The records:
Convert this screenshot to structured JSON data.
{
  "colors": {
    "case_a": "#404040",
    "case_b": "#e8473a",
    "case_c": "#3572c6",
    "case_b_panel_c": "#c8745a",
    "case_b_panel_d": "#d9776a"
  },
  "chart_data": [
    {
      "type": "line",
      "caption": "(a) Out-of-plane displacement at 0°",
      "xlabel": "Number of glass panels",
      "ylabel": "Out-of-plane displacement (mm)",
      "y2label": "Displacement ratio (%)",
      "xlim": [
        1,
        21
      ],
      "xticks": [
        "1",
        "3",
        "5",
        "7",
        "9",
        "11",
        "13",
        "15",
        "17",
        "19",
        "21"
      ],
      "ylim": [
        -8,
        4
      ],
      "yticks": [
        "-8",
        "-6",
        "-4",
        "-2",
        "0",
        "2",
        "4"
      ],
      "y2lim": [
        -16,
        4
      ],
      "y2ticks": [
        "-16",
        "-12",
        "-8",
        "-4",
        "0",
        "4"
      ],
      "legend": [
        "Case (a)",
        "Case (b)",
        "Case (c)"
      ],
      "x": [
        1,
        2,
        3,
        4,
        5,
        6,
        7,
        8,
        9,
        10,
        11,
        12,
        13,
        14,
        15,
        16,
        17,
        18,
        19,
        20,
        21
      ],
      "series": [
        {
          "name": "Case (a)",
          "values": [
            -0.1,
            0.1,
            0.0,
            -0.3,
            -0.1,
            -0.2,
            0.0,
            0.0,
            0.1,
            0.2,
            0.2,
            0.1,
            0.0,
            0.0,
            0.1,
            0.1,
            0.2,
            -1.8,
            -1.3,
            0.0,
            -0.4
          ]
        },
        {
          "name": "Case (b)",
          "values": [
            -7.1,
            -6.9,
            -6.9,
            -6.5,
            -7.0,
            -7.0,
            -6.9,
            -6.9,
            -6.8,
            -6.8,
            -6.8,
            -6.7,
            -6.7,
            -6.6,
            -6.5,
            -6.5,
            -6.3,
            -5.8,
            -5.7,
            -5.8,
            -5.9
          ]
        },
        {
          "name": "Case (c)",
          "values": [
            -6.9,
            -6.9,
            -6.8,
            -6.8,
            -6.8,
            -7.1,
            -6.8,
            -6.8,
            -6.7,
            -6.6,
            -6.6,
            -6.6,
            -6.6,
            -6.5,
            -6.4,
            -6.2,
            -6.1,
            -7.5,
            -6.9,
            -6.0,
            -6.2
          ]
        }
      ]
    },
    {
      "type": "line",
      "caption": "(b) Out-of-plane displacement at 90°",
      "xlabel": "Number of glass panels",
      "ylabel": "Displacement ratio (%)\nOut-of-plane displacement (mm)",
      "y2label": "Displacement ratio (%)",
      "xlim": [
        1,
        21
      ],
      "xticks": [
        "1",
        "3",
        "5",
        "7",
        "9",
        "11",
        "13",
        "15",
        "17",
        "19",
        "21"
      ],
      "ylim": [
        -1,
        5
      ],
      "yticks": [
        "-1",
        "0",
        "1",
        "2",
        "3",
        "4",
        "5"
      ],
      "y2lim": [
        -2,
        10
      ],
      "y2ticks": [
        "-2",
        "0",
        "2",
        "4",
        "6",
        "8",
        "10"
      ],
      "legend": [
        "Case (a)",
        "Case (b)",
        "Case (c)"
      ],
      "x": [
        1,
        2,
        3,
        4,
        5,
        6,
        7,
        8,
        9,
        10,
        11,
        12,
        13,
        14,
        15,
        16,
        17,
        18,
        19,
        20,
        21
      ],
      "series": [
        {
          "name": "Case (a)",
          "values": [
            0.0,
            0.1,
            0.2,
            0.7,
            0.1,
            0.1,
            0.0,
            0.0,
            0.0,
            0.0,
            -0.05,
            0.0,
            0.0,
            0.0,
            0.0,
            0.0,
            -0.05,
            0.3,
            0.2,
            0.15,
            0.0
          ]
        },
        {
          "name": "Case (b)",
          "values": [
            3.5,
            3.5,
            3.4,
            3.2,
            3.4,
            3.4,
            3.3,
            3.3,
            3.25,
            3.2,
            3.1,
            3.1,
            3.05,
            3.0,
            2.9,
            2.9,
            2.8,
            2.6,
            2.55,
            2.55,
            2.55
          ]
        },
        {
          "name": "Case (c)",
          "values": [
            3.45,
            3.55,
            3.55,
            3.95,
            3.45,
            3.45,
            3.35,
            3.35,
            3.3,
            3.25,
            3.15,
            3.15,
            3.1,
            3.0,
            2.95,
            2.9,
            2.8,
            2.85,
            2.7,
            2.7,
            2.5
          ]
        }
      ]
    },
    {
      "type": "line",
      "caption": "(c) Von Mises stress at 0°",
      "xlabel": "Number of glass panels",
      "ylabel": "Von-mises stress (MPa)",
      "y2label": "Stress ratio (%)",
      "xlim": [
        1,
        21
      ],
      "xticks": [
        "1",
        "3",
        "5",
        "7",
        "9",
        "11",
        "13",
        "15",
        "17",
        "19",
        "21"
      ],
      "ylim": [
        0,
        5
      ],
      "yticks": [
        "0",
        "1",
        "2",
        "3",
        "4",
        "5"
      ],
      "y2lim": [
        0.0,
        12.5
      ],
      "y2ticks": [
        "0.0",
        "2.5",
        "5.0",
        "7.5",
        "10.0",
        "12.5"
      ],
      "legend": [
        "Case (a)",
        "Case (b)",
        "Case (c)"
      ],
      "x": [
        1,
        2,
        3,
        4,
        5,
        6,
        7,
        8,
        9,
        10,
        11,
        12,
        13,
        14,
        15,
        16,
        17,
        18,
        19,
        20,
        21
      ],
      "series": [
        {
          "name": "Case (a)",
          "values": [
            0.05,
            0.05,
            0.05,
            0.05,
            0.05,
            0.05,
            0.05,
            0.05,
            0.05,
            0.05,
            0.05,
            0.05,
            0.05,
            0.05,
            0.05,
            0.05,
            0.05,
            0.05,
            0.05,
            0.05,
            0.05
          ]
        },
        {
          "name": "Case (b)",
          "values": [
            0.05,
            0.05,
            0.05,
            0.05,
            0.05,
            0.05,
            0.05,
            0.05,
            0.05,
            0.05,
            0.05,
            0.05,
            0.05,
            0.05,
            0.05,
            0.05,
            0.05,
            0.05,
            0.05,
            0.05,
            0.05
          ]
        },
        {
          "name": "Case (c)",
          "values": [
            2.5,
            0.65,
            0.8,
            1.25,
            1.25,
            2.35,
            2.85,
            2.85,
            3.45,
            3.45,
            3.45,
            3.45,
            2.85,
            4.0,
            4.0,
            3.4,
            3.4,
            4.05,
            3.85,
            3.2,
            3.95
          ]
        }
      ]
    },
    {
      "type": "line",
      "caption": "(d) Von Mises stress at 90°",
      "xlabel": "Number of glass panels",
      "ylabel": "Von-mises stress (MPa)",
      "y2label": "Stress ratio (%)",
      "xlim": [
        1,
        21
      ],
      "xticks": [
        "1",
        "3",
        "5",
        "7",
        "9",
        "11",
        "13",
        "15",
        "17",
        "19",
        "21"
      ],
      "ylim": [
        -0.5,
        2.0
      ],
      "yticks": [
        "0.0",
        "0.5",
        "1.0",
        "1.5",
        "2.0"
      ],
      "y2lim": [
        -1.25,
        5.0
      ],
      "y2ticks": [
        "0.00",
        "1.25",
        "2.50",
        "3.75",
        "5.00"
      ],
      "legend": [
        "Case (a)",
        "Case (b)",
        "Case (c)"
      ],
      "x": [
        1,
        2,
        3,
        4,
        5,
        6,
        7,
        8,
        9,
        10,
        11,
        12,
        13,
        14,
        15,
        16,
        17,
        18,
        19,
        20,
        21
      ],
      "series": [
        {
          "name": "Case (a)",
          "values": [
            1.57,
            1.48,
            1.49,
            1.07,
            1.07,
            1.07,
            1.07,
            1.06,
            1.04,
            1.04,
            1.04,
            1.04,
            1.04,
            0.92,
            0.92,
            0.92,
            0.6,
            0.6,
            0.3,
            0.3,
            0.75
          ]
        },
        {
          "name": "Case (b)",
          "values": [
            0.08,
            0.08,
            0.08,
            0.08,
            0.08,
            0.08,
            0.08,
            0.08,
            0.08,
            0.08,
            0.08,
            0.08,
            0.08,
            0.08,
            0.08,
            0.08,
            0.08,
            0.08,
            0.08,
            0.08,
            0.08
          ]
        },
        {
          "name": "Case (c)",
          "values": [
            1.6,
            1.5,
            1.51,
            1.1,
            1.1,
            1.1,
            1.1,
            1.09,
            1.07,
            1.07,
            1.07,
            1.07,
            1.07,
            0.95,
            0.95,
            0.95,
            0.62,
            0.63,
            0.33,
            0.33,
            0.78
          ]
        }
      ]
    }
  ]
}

Exercise:
Copy out each line of the data where the string "plane" appears.

Output for this exercise:
      "caption": "(a) Out-of-plane displacement at 0°",
      "ylabel": "Out-of-plane displacement (mm)",
      "caption": "(b) Out-of-plane displacement at 90°",
      "ylabel": "Displacement ratio (%)\nOut-of-plane displacement (mm)",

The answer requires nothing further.